* [The exercise]: The complete listing should be restated exactly.
** Start Record extracts **
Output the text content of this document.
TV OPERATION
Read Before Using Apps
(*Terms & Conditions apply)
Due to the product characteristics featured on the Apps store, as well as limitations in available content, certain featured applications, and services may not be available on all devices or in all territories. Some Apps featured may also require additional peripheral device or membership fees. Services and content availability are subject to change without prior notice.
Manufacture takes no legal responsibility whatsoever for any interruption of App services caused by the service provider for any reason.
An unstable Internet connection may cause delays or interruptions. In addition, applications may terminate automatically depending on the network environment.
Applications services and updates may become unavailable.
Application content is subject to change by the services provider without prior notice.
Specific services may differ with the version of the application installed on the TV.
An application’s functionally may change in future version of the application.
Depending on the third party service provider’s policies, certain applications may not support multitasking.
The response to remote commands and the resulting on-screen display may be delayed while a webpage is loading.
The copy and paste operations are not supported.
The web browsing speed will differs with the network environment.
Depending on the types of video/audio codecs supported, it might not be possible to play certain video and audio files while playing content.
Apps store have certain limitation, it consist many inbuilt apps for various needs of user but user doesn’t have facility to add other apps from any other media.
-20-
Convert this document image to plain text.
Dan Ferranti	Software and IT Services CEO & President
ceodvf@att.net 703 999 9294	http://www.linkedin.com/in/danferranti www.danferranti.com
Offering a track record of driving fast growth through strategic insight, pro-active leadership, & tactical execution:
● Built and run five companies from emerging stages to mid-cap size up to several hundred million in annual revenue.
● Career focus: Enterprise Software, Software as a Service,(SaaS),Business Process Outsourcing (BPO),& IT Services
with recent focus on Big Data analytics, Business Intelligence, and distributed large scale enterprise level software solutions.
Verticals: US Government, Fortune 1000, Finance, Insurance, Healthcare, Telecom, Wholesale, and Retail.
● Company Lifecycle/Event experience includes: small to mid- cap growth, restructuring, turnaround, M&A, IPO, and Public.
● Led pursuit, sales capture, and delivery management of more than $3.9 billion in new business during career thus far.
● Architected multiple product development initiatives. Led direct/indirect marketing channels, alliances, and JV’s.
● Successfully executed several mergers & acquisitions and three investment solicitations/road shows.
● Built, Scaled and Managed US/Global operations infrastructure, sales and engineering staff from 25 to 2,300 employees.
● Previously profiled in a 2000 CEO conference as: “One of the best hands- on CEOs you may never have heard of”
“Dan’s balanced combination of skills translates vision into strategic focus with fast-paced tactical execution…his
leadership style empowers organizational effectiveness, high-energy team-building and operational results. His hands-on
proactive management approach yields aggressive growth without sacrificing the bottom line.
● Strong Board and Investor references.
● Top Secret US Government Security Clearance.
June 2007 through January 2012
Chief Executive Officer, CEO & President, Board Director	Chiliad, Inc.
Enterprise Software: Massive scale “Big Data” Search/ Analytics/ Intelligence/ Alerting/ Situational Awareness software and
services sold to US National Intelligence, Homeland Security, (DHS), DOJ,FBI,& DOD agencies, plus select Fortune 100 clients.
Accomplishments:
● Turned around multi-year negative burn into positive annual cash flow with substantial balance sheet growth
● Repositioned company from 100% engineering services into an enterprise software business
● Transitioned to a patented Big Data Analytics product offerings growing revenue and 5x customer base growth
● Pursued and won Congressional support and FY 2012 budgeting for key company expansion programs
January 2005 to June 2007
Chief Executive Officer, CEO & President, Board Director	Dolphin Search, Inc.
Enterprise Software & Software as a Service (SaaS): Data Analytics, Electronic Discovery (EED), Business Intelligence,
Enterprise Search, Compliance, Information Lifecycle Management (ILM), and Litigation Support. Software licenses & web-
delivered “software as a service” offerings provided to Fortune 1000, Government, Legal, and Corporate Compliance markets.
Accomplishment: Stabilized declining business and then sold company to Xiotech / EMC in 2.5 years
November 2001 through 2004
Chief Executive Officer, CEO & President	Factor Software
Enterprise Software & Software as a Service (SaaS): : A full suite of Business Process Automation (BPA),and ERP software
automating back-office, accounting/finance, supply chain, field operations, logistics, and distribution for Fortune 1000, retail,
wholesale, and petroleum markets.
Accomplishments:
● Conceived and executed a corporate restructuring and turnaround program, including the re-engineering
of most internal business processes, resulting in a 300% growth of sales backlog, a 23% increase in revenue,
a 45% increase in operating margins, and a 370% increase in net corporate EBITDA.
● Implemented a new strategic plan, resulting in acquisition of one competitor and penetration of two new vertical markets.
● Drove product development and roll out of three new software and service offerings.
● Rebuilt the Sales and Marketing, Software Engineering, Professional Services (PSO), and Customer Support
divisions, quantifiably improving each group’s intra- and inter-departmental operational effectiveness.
** End Record extracts **
* [Result]:
Output the text content of this document.
TV OPERATION
Read Before Using Apps
(*Terms & Conditions apply)
Due to the product characteristics featured on the Apps store, as well as limitations in available content, certain featured applications, and services may not be available on all devices or in all territories. Some Apps featured may also require additional peripheral device or membership fees. Services and content availability are subject to change without prior notice.
Manufacture takes no legal responsibility whatsoever for any interruption of App services caused by the service provider for any reason.
An unstable Internet connection may cause delays or interruptions. In addition, applications may terminate automatically depending on the network environment.
Applications services and updates may become unavailable.
Application content is subject to change by the services provider without prior notice.
Specific services may differ with the version of the application installed on the TV.
An application’s functionally may change in future version of the application.
Depending on the third party service provider’s policies, certain applications may not support multitasking.
The response to remote commands and the resulting on-screen display may be delayed while a webpage is loading.
The copy and paste operations are not supported.
The web browsing speed will differs with the network environment.
Depending on the types of video/audio codecs supported, it might not be possible to play certain video and audio files while playing content.
Apps store have certain limitation, it consist many inbuilt apps for various needs of user but user doesn’t have facility to add other apps from any other media.
-20-
Convert this document image to plain text.
Dan Ferranti	Software and IT Services CEO & President
ceodvf@att.net 703 999 9294	http://www.linkedin.com/in/danferranti www.danferranti.com
Offering a track record of driving fast growth through strategic insight, pro-active leadership, & tactical execution:
● Built and run five companies from emerging stages to mid-cap size up to several hundred million in annual revenue.
● Career focus: Enterprise Software, Software as a Service,(SaaS),Business Process Outsourcing (BPO),& IT Services
with recent focus on Big Data analytics, Business Intelligence, and distributed large scale enterprise level software solutions.
Verticals: US Government, Fortune 1000, Finance, Insurance, Healthcare, Telecom, Wholesale, and Retail.
● Company Lifecycle/Event experience includes: small to mid- cap growth, restructuring, turnaround, M&A, IPO, and Public.
● Led pursuit, sales capture, and delivery management of more than $3.9 billion in new business during career thus far.
● Architected multiple product development initiatives. Led direct/indirect marketing channels, alliances, and JV’s.
● Successfully executed several mergers & acquisitions and three investment solicitations/road shows.
● Built, Scaled and Managed US/Global operations infrastructure, sales and engineering staff from 25 to 2,300 employees.
● Previously profiled in a 2000 CEO conference as: “One of the best hands- on CEOs you may never have heard of”
“Dan’s balanced combination of skills translates vision into strategic focus with fast-paced tactical execution…his
leadership style empowers organizational effectiveness, high-energy team-building and operational results. His hands-on
proactive management approach yields aggressive growth without sacrificing the bottom line.
● Strong Board and Investor references.
● Top Secret US Government Security Clearance.
June 2007 through January 2012
Chief Executive Officer, CEO & President, Board Director	Chiliad, Inc.
Enterprise Software: Massive scale “Big Data” Search/ Analytics/ Intelligence/ Alerting/ Situational Awareness software and
services sold to US National Intelligence, Homeland Security, (DHS), DOJ,FBI,& DOD agencies, plus select Fortune 100 clients.
Accomplishments:
● Turned around multi-year negative burn into positive annual cash flow with substantial balance sheet growth
● Repositioned company from 100% engineering services into an enterprise software business
● Transitioned to a patented Big Data Analytics product offerings growing revenue and 5x customer base growth
● Pursued and won Congressional support and FY 2012 budgeting for key company expansion programs
January 2005 to June 2007
Chief Executive Officer, CEO & President, Board Director	Dolphin Search, Inc.
Enterprise Software & Software as a Service (SaaS): Data Analytics, Electronic Discovery (EED), Business Intelligence,
Enterprise Search, Compliance, Information Lifecycle Management (ILM), and Litigation Support. Software licenses & web-
delivered “software as a service” offerings provided to Fortune 1000, Government, Legal, and Corporate Compliance markets.
Accomplishment: Stabilized declining business and then sold company to Xiotech / EMC in 2.5 years
November 2001 through 2004
Chief Executive Officer, CEO & President	Factor Software
Enterprise Software & Software as a Service (SaaS): : A full suite of Business Process Automation (BPA),and ERP software
automating back-office, accounting/finance, supply chain, field operations, logistics, and distribution for Fortune 1000, retail,
wholesale, and petroleum markets.
Accomplishments:
● Conceived and executed a corporate restructuring and turnaround program, including the re-engineering
of most internal business processes, resulting in a 300% growth of sales backlog, a 23% increase in revenue,
a 45% increase in operating margins, and a 370% increase in net corporate EBITDA.
● Implemented a new strategic plan, resulting in acquisition of one competitor and penetration of two new vertical markets.
● Drove product development and roll out of three new software and service offerings.
● Rebuilt the Sales and Marketing, Software Engineering, Professional Services (PSO), and Customer Support
divisions, quantifiably improving each group’s intra- and inter-departmental operational effectiveness.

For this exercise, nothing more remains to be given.